» Problem details: List, from the lines below, each one with "Internet" in it.

» Provided records:
────────────────────────────────────────
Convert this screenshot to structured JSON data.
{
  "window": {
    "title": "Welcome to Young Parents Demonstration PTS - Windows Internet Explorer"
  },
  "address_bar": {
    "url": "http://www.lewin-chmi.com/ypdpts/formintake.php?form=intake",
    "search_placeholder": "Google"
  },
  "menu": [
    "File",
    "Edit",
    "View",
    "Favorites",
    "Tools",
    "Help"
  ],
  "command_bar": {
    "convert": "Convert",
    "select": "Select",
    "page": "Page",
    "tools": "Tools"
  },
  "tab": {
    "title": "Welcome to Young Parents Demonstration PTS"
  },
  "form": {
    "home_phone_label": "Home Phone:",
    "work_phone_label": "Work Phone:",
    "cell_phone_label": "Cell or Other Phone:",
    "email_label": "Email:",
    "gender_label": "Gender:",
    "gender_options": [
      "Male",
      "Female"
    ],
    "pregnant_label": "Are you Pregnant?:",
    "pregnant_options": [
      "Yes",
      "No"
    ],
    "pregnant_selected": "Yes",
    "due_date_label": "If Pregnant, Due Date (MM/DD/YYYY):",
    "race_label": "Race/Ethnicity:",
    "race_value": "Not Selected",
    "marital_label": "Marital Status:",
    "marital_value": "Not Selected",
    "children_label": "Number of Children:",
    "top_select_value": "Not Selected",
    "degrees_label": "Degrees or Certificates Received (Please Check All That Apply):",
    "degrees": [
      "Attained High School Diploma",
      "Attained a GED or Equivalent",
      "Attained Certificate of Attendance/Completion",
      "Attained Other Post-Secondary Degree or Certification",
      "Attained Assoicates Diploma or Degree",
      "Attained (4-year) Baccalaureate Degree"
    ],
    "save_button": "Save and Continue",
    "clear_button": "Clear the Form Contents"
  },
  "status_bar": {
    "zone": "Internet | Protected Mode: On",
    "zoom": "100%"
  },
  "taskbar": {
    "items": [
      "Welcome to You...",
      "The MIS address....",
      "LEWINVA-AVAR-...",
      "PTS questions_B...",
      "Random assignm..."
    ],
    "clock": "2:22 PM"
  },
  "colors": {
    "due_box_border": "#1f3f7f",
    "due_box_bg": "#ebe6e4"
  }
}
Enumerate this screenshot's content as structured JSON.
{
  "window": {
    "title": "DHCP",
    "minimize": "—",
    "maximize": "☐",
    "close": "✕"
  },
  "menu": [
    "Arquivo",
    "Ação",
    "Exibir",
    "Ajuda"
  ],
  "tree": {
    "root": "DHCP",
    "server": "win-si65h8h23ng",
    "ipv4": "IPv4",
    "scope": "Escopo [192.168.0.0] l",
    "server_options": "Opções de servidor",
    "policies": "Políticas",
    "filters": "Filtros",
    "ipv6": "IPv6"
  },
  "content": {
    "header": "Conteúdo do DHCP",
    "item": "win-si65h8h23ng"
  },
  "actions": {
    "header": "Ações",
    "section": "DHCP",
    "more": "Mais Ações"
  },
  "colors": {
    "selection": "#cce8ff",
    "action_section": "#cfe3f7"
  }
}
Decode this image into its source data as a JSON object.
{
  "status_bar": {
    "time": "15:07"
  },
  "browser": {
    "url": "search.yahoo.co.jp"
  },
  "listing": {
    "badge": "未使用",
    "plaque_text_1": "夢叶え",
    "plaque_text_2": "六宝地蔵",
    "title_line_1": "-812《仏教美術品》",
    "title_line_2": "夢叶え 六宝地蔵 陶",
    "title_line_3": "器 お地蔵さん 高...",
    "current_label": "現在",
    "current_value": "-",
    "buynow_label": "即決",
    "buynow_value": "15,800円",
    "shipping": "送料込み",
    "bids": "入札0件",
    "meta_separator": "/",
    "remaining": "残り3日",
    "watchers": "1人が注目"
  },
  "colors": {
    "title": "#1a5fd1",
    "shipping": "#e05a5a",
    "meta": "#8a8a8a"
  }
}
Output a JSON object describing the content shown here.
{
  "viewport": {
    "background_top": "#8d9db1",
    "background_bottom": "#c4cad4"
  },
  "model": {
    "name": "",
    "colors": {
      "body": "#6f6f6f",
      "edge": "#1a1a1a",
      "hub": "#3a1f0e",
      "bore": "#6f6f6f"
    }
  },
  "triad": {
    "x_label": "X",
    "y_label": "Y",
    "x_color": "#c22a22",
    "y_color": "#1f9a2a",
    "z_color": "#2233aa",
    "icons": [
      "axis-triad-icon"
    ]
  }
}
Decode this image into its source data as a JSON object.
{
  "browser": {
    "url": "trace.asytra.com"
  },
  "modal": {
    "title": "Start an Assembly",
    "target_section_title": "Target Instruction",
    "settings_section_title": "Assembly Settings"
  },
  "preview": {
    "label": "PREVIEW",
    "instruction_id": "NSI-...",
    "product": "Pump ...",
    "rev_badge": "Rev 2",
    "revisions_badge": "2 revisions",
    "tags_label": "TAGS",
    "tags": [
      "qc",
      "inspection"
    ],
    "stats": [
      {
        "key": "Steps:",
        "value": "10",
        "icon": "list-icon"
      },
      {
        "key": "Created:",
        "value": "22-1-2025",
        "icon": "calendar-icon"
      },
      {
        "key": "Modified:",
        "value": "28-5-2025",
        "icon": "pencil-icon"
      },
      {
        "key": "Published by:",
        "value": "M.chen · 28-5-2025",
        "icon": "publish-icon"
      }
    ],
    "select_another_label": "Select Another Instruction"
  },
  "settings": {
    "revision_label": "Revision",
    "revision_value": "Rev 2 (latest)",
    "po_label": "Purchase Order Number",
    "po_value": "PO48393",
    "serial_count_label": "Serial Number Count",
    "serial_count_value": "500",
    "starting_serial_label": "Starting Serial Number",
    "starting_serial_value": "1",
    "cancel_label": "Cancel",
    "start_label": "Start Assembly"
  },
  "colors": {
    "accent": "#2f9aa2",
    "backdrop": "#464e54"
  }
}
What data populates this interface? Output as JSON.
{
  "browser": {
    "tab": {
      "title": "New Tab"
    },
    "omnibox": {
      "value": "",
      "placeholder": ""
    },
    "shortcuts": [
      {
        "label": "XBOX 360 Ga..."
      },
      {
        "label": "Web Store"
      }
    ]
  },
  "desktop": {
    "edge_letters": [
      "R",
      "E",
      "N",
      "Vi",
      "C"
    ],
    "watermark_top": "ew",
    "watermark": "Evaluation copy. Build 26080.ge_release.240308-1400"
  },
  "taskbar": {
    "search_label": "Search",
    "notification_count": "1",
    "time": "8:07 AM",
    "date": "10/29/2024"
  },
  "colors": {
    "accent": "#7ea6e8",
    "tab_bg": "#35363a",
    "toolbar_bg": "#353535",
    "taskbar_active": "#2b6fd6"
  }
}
────────────────────────────────────────
» Task response:
    "title": "Welcome to Young Parents Demonstration PTS - Windows Internet Explorer"
    "zone": "Internet | Protected Mode: On",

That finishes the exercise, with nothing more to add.